┏━━

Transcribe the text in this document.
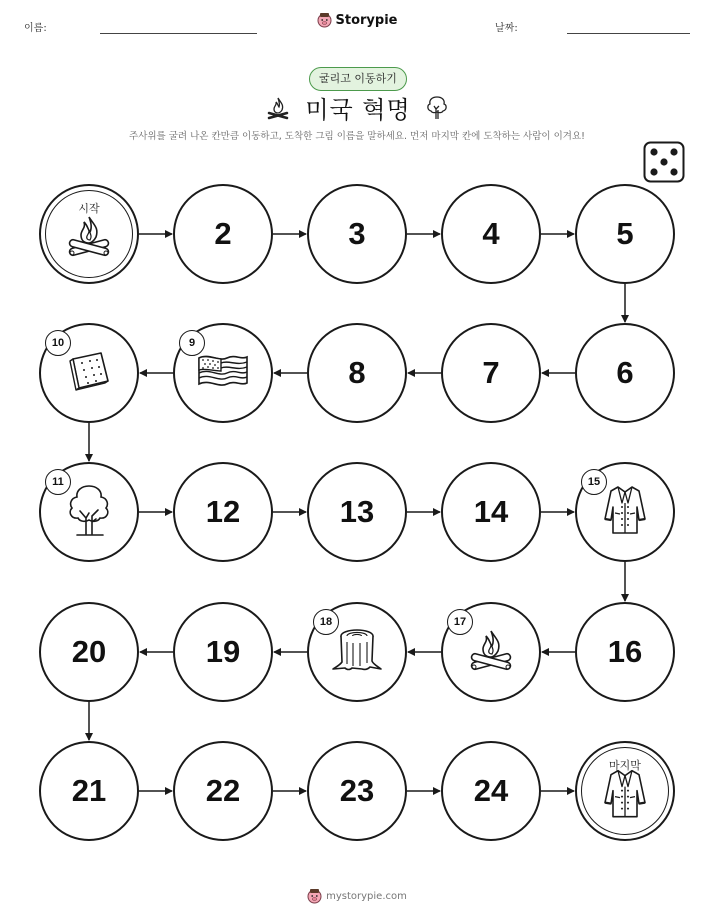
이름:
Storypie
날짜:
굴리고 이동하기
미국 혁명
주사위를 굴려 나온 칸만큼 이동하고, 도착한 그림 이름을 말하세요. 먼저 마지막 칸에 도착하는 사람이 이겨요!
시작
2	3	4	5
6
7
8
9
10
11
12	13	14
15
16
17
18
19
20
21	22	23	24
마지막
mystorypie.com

┗━━

**Objective**.
Leave out the pictures and copy everything else in the records word for word.

**Exercise output**.
Transcribe the text in this document.
이름:
Storypie
날짜:
굴리고 이동하기
미국 혁명
주사위를 굴려 나온 칸만큼 이동하고, 도착한 그림 이름을 말하세요. 먼저 마지막 칸에 도착하는 사람이 이겨요!
시작
2	3	4	5
6
7
8
9
10
11
12	13	14
15
16
17
18
19
20
21	22	23	24
마지막
mystorypie.com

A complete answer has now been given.